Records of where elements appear
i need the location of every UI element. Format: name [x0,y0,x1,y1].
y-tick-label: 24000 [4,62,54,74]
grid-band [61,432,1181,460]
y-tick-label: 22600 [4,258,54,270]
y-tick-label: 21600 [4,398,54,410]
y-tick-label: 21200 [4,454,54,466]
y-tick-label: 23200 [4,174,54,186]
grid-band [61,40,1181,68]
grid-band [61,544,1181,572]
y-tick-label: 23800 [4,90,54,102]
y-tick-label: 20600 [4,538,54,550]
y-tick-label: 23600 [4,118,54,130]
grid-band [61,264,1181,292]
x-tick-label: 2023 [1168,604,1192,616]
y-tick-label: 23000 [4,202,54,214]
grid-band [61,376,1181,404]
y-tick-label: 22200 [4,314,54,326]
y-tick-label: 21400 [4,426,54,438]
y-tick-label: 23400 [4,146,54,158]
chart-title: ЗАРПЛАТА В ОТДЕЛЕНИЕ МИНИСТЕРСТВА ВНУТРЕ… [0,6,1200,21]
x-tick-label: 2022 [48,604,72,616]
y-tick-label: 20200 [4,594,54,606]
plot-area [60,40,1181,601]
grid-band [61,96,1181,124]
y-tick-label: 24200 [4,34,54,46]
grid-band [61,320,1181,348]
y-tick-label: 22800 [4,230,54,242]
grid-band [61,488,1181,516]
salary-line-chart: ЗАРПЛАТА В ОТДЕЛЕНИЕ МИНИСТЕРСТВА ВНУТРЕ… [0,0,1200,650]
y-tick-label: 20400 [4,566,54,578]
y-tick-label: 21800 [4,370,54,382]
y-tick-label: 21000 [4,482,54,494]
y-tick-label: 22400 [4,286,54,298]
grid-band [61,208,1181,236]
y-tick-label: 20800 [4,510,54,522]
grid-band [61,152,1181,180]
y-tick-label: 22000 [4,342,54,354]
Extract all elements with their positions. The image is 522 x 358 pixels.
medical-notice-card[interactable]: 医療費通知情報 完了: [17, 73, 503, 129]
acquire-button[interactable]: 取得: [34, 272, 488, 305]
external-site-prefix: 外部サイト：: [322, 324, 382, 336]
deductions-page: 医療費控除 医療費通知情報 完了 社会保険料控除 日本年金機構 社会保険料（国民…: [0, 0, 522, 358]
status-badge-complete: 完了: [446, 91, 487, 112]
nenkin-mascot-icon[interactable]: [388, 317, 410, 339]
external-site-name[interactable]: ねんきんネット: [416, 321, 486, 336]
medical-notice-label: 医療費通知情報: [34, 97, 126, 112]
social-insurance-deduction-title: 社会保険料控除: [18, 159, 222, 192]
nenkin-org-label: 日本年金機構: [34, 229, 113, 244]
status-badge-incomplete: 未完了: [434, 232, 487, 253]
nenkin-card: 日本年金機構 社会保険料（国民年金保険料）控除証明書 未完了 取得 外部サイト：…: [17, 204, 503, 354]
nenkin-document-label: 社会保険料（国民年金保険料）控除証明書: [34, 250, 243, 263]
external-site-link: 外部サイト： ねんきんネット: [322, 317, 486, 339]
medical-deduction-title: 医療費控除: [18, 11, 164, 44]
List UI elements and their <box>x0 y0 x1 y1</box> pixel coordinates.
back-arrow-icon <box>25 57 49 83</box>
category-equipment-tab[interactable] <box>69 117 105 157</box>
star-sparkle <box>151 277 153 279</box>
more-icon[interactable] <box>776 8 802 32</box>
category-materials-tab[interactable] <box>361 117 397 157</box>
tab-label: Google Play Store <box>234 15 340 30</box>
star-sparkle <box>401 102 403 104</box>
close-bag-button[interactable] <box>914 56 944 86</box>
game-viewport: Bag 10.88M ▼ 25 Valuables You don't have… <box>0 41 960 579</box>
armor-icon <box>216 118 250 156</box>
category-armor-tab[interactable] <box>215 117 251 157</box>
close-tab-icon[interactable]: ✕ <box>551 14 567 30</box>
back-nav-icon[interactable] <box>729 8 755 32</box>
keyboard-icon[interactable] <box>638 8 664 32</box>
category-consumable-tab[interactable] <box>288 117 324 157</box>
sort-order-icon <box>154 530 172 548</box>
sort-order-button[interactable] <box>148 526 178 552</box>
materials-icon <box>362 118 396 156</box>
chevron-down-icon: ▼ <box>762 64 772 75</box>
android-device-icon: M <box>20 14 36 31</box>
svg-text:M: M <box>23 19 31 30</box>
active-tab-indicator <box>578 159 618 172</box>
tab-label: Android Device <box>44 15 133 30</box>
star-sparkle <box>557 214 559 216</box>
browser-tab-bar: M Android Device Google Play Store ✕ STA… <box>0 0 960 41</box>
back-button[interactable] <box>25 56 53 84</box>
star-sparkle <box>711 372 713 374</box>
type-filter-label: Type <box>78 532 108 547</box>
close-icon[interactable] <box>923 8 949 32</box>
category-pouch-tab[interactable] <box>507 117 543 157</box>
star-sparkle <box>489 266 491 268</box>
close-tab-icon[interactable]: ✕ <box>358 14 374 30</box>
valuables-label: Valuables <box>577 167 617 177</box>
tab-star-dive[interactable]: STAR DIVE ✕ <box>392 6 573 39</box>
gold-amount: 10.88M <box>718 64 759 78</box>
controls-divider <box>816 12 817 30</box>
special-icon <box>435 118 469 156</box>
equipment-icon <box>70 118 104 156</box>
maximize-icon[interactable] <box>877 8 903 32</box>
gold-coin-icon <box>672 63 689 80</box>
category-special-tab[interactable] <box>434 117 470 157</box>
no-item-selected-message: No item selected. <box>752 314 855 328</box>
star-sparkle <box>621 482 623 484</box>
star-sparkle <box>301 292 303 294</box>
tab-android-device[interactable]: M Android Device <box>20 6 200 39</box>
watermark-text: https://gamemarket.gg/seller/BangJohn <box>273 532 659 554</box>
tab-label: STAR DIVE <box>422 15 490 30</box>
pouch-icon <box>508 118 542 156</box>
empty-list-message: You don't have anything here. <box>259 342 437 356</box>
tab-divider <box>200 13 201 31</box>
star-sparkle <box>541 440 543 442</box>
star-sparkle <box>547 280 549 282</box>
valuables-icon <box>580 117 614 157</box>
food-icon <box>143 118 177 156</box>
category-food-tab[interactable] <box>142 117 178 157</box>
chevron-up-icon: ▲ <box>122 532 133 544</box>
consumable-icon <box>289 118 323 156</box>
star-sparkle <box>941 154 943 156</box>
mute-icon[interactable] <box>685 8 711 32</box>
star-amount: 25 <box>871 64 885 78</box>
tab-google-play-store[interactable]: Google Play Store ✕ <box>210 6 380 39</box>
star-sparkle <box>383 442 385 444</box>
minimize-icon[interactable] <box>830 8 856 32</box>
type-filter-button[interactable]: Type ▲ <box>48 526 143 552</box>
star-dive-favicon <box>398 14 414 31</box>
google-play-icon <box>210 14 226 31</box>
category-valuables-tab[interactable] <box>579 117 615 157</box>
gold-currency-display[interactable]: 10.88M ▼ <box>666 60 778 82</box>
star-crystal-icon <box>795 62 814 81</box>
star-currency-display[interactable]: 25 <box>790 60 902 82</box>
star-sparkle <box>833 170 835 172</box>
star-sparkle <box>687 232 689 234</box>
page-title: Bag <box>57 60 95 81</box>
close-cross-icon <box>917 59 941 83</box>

To be done:
Pull out the entries from the very first line through the line containing "nenkin-mascot-icon[interactable]: [388, 317, 410, 339]", including that line, and repeat them exactly.

Expected answer:
i need the location of every UI element. Format: name [x0,y0,x1,y1].
y-tick-label: 24000 [4,62,54,74]
grid-band [61,432,1181,460]
y-tick-label: 22600 [4,258,54,270]
y-tick-label: 21600 [4,398,54,410]
y-tick-label: 21200 [4,454,54,466]
y-tick-label: 23200 [4,174,54,186]
grid-band [61,40,1181,68]
grid-band [61,544,1181,572]
y-tick-label: 23800 [4,90,54,102]
y-tick-label: 20600 [4,538,54,550]
y-tick-label: 23600 [4,118,54,130]
grid-band [61,264,1181,292]
x-tick-label: 2023 [1168,604,1192,616]
y-tick-label: 23000 [4,202,54,214]
grid-band [61,376,1181,404]
y-tick-label: 22200 [4,314,54,326]
y-tick-label: 21400 [4,426,54,438]
y-tick-label: 23400 [4,146,54,158]
chart-title: ЗАРПЛАТА В ОТДЕЛЕНИЕ МИНИСТЕРСТВА ВНУТРЕ… [0,6,1200,21]
x-tick-label: 2022 [48,604,72,616]
y-tick-label: 20200 [4,594,54,606]
plot-area [60,40,1181,601]
grid-band [61,96,1181,124]
y-tick-label: 24200 [4,34,54,46]
grid-band [61,320,1181,348]
y-tick-label: 22800 [4,230,54,242]
grid-band [61,488,1181,516]
salary-line-chart: ЗАРПЛАТА В ОТДЕЛЕНИЕ МИНИСТЕРСТВА ВНУТРЕ… [0,0,1200,650]
y-tick-label: 20400 [4,566,54,578]
y-tick-label: 21800 [4,370,54,382]
y-tick-label: 21000 [4,482,54,494]
y-tick-label: 22400 [4,286,54,298]
grid-band [61,208,1181,236]
y-tick-label: 20800 [4,510,54,522]
grid-band [61,152,1181,180]
y-tick-label: 22000 [4,342,54,354]
Extract all elements with their positions. The image is 522 x 358 pixels.
medical-notice-card[interactable]: 医療費通知情報 完了: [17, 73, 503, 129]
acquire-button[interactable]: 取得: [34, 272, 488, 305]
external-site-prefix: 外部サイト：: [322, 324, 382, 336]
deductions-page: 医療費控除 医療費通知情報 完了 社会保険料控除 日本年金機構 社会保険料（国民…: [0, 0, 522, 358]
status-badge-complete: 完了: [446, 91, 487, 112]
nenkin-mascot-icon[interactable]: [388, 317, 410, 339]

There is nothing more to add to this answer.